• _Prompt_:
Your task is to print every entry below exactly as given.

Dataset records:

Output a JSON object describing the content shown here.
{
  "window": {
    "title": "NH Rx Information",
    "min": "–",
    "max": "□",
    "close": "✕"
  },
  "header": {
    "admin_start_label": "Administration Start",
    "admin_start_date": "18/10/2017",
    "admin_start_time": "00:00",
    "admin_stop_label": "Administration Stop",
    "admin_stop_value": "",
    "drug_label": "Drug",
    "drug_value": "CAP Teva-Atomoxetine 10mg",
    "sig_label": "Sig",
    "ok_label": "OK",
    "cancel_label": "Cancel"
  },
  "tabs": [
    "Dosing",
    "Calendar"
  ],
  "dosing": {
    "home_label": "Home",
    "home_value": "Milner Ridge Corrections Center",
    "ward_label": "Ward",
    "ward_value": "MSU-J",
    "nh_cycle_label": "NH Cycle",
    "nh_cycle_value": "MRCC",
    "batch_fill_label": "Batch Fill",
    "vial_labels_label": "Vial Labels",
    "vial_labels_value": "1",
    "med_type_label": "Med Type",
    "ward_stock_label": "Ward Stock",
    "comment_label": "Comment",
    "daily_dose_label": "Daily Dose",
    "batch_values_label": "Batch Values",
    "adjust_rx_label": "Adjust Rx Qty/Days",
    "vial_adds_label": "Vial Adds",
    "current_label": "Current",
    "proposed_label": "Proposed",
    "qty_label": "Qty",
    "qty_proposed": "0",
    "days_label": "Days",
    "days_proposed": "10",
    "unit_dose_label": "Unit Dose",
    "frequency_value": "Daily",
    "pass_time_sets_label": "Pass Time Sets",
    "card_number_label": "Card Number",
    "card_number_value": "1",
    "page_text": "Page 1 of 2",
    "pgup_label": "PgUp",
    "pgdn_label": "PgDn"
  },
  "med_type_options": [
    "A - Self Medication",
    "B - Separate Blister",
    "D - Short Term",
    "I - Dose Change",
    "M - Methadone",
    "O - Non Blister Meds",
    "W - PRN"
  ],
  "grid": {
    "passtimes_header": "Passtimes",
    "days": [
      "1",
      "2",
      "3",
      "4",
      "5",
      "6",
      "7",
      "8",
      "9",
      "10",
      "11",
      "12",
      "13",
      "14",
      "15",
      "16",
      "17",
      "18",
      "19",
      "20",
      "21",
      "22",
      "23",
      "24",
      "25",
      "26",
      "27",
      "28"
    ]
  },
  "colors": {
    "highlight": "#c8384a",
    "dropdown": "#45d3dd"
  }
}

• _Completed task_:
Output a JSON object describing the content shown here.
{
  "window": {
    "title": "NH Rx Information",
    "min": "–",
    "max": "□",
    "close": "✕"
  },
  "header": {
    "admin_start_label": "Administration Start",
    "admin_start_date": "18/10/2017",
    "admin_start_time": "00:00",
    "admin_stop_label": "Administration Stop",
    "admin_stop_value": "",
    "drug_label": "Drug",
    "drug_value": "CAP Teva-Atomoxetine 10mg",
    "sig_label": "Sig",
    "ok_label": "OK",
    "cancel_label": "Cancel"
  },
  "tabs": [
    "Dosing",
    "Calendar"
  ],
  "dosing": {
    "home_label": "Home",
    "home_value": "Milner Ridge Corrections Center",
    "ward_label": "Ward",
    "ward_value": "MSU-J",
    "nh_cycle_label": "NH Cycle",
    "nh_cycle_value": "MRCC",
    "batch_fill_label": "Batch Fill",
    "vial_labels_label": "Vial Labels",
    "vial_labels_value": "1",
    "med_type_label": "Med Type",
    "ward_stock_label": "Ward Stock",
    "comment_label": "Comment",
    "daily_dose_label": "Daily Dose",
    "batch_values_label": "Batch Values",
    "adjust_rx_label": "Adjust Rx Qty/Days",
    "vial_adds_label": "Vial Adds",
    "current_label": "Current",
    "proposed_label": "Proposed",
    "qty_label": "Qty",
    "qty_proposed": "0",
    "days_label": "Days",
    "days_proposed": "10",
    "unit_dose_label": "Unit Dose",
    "frequency_value": "Daily",
    "pass_time_sets_label": "Pass Time Sets",
    "card_number_label": "Card Number",
    "card_number_value": "1",
    "page_text": "Page 1 of 2",
    "pgup_label": "PgUp",
    "pgdn_label": "PgDn"
  },
  "med_type_options": [
    "A - Self Medication",
    "B - Separate Blister",
    "D - Short Term",
    "I - Dose Change",
    "M - Methadone",
    "O - Non Blister Meds",
    "W - PRN"
  ],
  "grid": {
    "passtimes_header": "Passtimes",
    "days": [
      "1",
      "2",
      "3",
      "4",
      "5",
      "6",
      "7",
      "8",
      "9",
      "10",
      "11",
      "12",
      "13",
      "14",
      "15",
      "16",
      "17",
      "18",
      "19",
      "20",
      "21",
      "22",
      "23",
      "24",
      "25",
      "26",
      "27",
      "28"
    ]
  },
  "colors": {
    "highlight": "#c8384a",
    "dropdown": "#45d3dd"
  }
}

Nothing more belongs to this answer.